▶ Do this: For this exercise, copy out each line of the material below that includes "يطلب".

▶ Records provided:

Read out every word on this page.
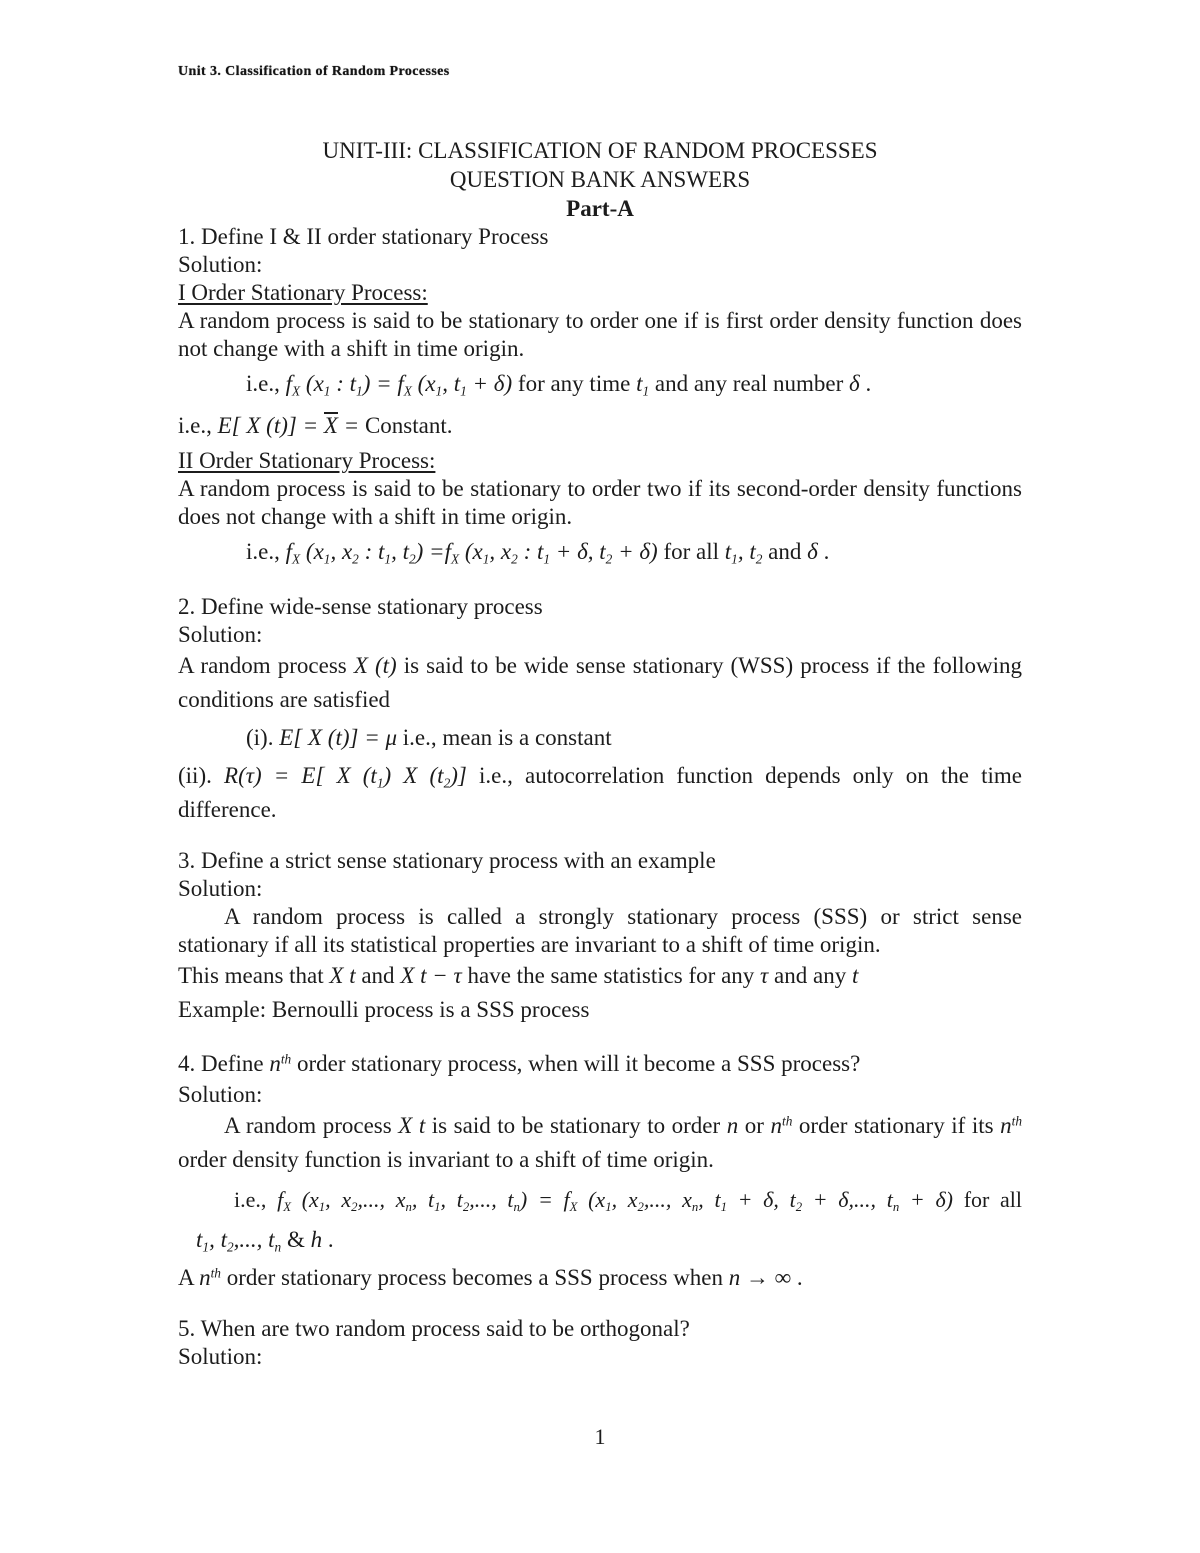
Unit 3. Classification of Random Processes
UNIT-III: CLASSIFICATION OF RANDOM PROCESSES
QUESTION BANK ANSWERS
Part-A
1. Define I & II order stationary Process
Solution:
I Order Stationary Process:
A random process is said to be stationary to order one if is first order density function does not change with a shift in time origin.
i.e., $f_X$ ($x_1$ : $t_1) = f_X$ ($x_1$, $t_1 + \delta$) for any time $t_1$ and any real number δ .
i.e., E[ X (t)] = X = Constant.
II Order Stationary Process:
A random process is said to be stationary to order two if its second-order density functions does not change with a shift in time origin.
i.e., $f_X$ ($x_1$, $x_2$ : $t_1$, $t_2) =f_X$ ($x_1$, $x_2$ : $t_1 + \delta$, $t_2 + \delta$) for all $t_1$, $t_2$ and δ .
2. Define wide-sense stationary process
Solution:
A random process X (t) is said to be wide sense stationary (WSS) process if the following conditions are satisfied
(i). E[ X (t)] = μ i.e., mean is a constant
(ii). R(τ) = E[ X $(t_1)$ X $(t_2)$] i.e., autocorrelation function depends only on the time difference.
3. Define a strict sense stationary process with an example
Solution:
A random process is called a strongly stationary process (SSS) or strict sense stationary if all its statistical properties are invariant to a shift of time origin.
This means that X t and X t − τ have the same statistics for any τ and any t
Example: Bernoulli process is a SSS process
4. Define $n^{th}$ order stationary process, when will it become a SSS process?
Solution:
A random process X t is said to be stationary to order n or $n^{th}$ order stationary if its $n^{th}$ order density function is invariant to a shift of time origin.
i.e., $f_X$ ($x_1$, $x_2$,..., $x_n$, $t_1$, $t_2$,..., $t_n) = f_X$ ($x_1$, $x_2$,..., $x_n$, $t_1 + \delta$, $t_2 + \delta$,..., $t_n + \delta$) for all
$t_1$, $t_2$,..., $t_n$ & h .
A $n^{th}$ order stationary process becomes a SSS process when n → ∞ .
5. When are two random process said to be orthogonal?
Solution:
1
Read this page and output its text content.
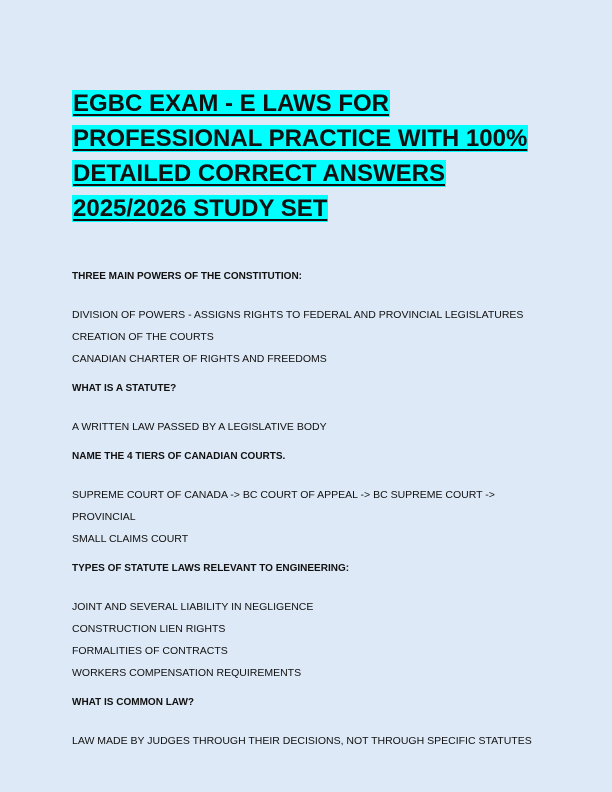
EGBC EXAM - E LAWS FOR PROFESSIONAL PRACTICE WITH 100% DETAILED CORRECT ANSWERS 2025/2026 STUDY SET
THREE MAIN POWERS OF THE CONSTITUTION:
DIVISION OF POWERS - ASSIGNS RIGHTS TO FEDERAL AND PROVINCIAL LEGISLATURES
CREATION OF THE COURTS
CANADIAN CHARTER OF RIGHTS AND FREEDOMS
WHAT IS A STATUTE?
A WRITTEN LAW PASSED BY A LEGISLATIVE BODY
NAME THE 4 TIERS OF CANADIAN COURTS.
SUPREME COURT OF CANADA -> BC COURT OF APPEAL -> BC SUPREME COURT -> PROVINCIAL
SMALL CLAIMS COURT
TYPES OF STATUTE LAWS RELEVANT TO ENGINEERING:
JOINT AND SEVERAL LIABILITY IN NEGLIGENCE
CONSTRUCTION LIEN RIGHTS
FORMALITIES OF CONTRACTS
WORKERS COMPENSATION REQUIREMENTS
WHAT IS COMMON LAW?
LAW MADE BY JUDGES THROUGH THEIR DECISIONS, NOT THROUGH SPECIFIC STATUTES
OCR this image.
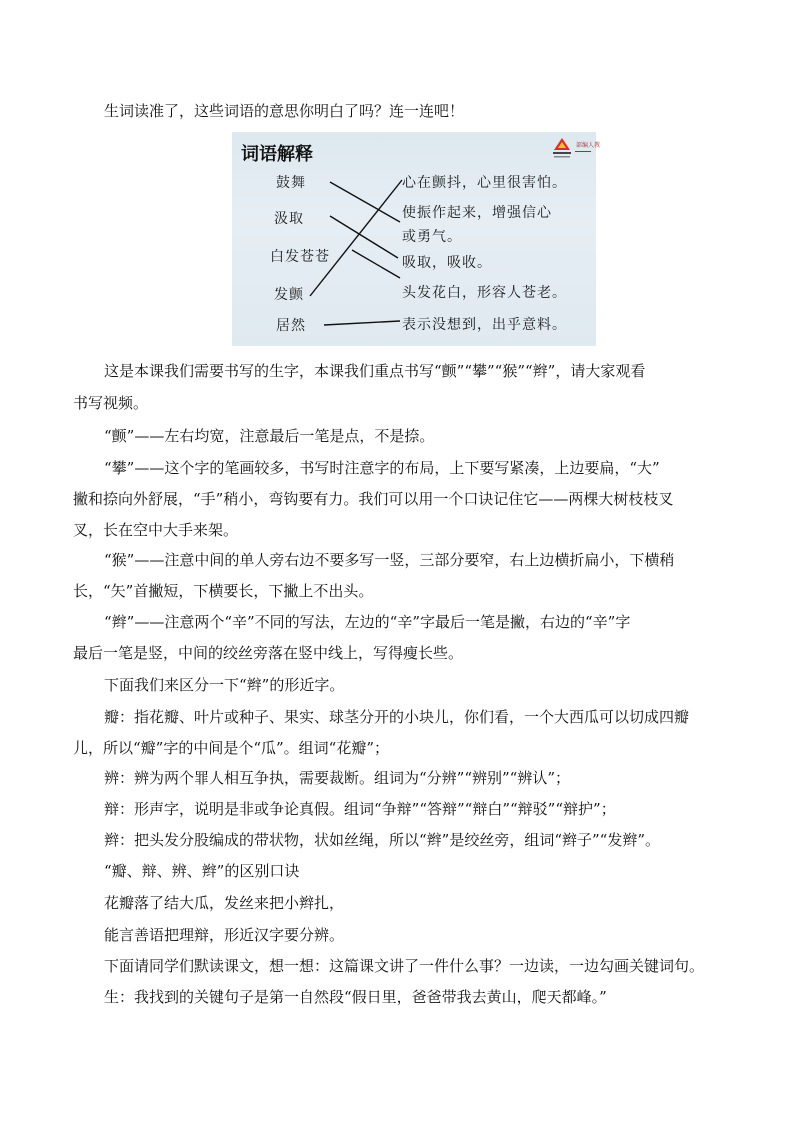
生词读准了，这些词语的意思你明白了吗？连一连吧！
词语解释	部编人教
鼓舞
汲取
白发苍苍
发颤
居然
心在颤抖，心里很害怕。
使振作起来，增强信心
或勇气。
吸取，吸收。
头发花白，形容人苍老。
表示没想到，出乎意料。
这是本课我们需要书写的生字，本课我们重点书写“颤”“攀”“猴”“辫”，请大家观看
书写视频。
“颤”——左右均宽，注意最后一笔是点，不是捺。
“攀”——这个字的笔画较多，书写时注意字的布局，上下要写紧凑，上边要扁，“大”
撇和捺向外舒展，“手”稍小，弯钩要有力。我们可以用一个口诀记住它——两棵大树枝枝叉
叉，长在空中大手来架。
“猴”——注意中间的单人旁右边不要多写一竖，三部分要窄，右上边横折扁小，下横稍
长，“矢”首撇短，下横要长，下撇上不出头。
“辫”——注意两个“辛”不同的写法，左边的“辛”字最后一笔是撇，右边的“辛”字
最后一笔是竖，中间的绞丝旁落在竖中线上，写得瘦长些。
下面我们来区分一下“辫”的形近字。
瓣：指花瓣、叶片或种子、果实、球茎分开的小块儿，你们看，一个大西瓜可以切成四瓣
儿，所以“瓣”字的中间是个“瓜”。组词“花瓣”；
辨：辨为两个罪人相互争执，需要裁断。组词为“分辨”“辨别”“辨认”；
辩：形声字，说明是非或争论真假。组词“争辩”“答辩”“辩白”“辩驳”“辩护”；
辫：把头发分股编成的带状物，状如丝绳，所以“辫”是绞丝旁，组词“辫子”“发辫”。
“瓣、辩、辨、辫”的区别口诀
花瓣落了结大瓜，发丝来把小辫扎，
能言善语把理辩，形近汉字要分辨。
下面请同学们默读课文，想一想：这篇课文讲了一件什么事？一边读，一边勾画关键词句。
生：我找到的关键句子是第一自然段“假日里，爸爸带我去黄山，爬天都峰。”
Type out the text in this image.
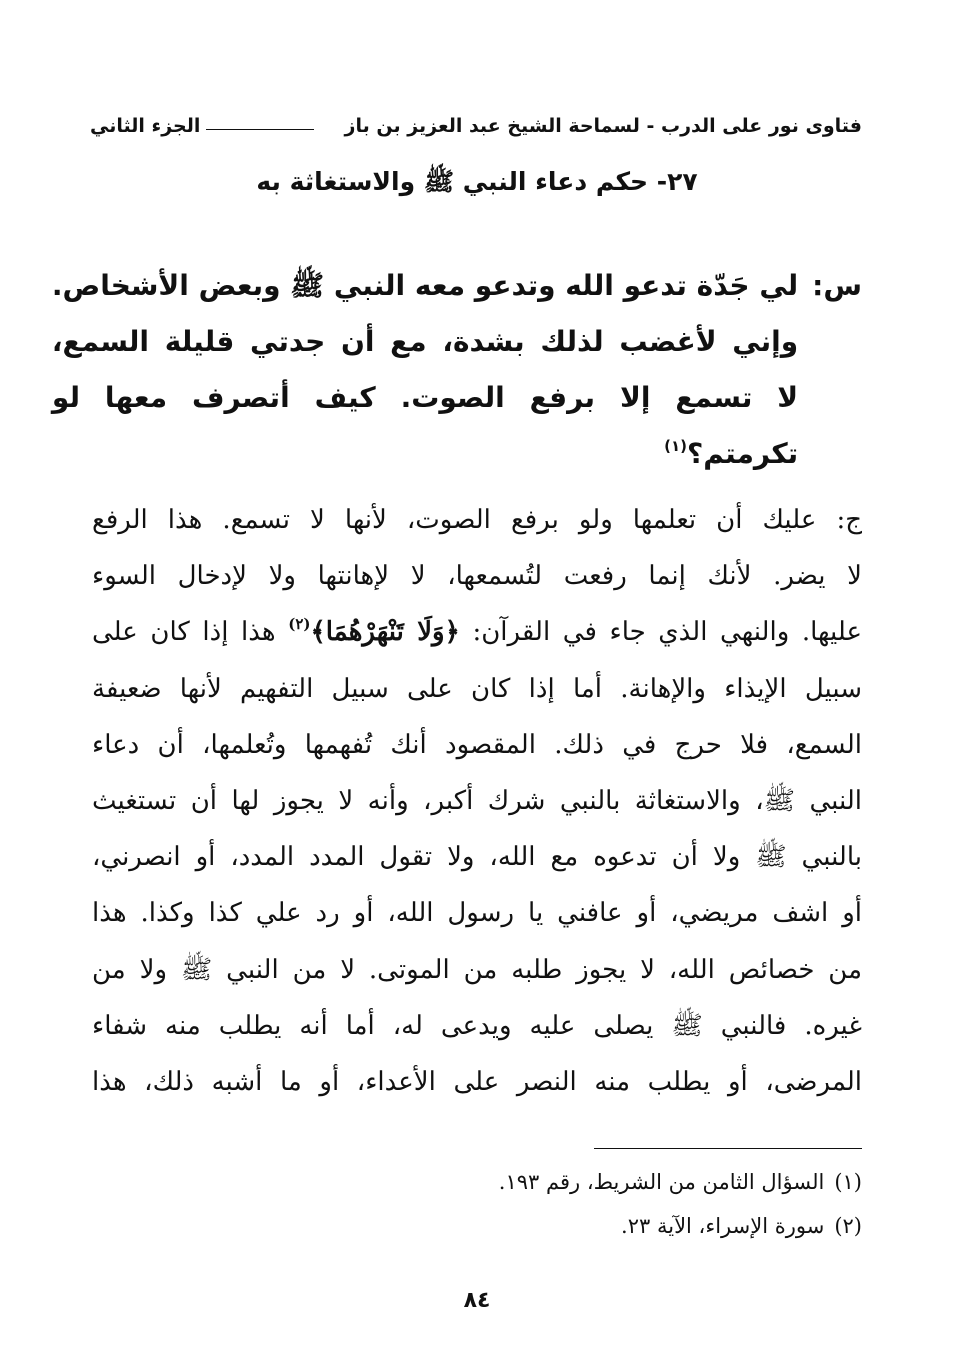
فتاوى نور على الدرب - لسماحة الشيخ عبد العزيز بن باز
الجزء الثاني
٢٧- حكم دعاء النبي ﷺ والاستغاثة به
س:
لي جَدّة تدعو الله وتدعو معه النبي ﷺ وبعض الأشخاص.
وإني لأغضب لذلك بشدة، مع أن جدتي قليلة السمع،
لا تسمع إلا برفع الصوت. كيف أتصرف معها لو
تكرمتم؟$^{(١)}$
ج: عليك أن تعلمها ولو برفع الصوت، لأنها لا تسمع. هذا الرفع
لا يضر. لأنك إنما رفعت لتُسمعها، لا لإهانتها ولا لإدخال السوء
عليها. والنهي الذي جاء في القرآن: ﴿وَلَا تَنْهَرْهُمَا﴾$^{(٢)}$ هذا إذا كان على
سبيل الإيذاء والإهانة. أما إذا كان على سبيل التفهيم لأنها ضعيفة
السمع، فلا حرج في ذلك. المقصود أنك تُفهمها وتُعلمها، أن دعاء
النبي ﷺ، والاستغاثة بالنبي شرك أكبر، وأنه لا يجوز لها أن تستغيث
بالنبي ﷺ ولا أن تدعوه مع الله، ولا تقول المدد المدد، أو انصرني،
أو اشف مريضي، أو عافني يا رسول الله، أو رد علي كذا وكذا. هذا
من خصائص الله، لا يجوز طلبه من الموتى. لا من النبي ﷺ ولا من
غيره. فالنبي ﷺ يصلى عليه ويدعى له، أما أنه يطلب منه شفاء
المرضى، أو يطلب منه النصر على الأعداء، أو ما أشبه ذلك، هذا
(١)السؤال الثامن من الشريط، رقم ١٩٣.
(٢)سورة الإسراء، الآية ٢٣.
٨٤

▶ Exercise result:
غيره. فالنبي ﷺ يصلى عليه ويدعى له، أما أنه يطلب منه شفاء
المرضى، أو يطلب منه النصر على الأعداء، أو ما أشبه ذلك، هذا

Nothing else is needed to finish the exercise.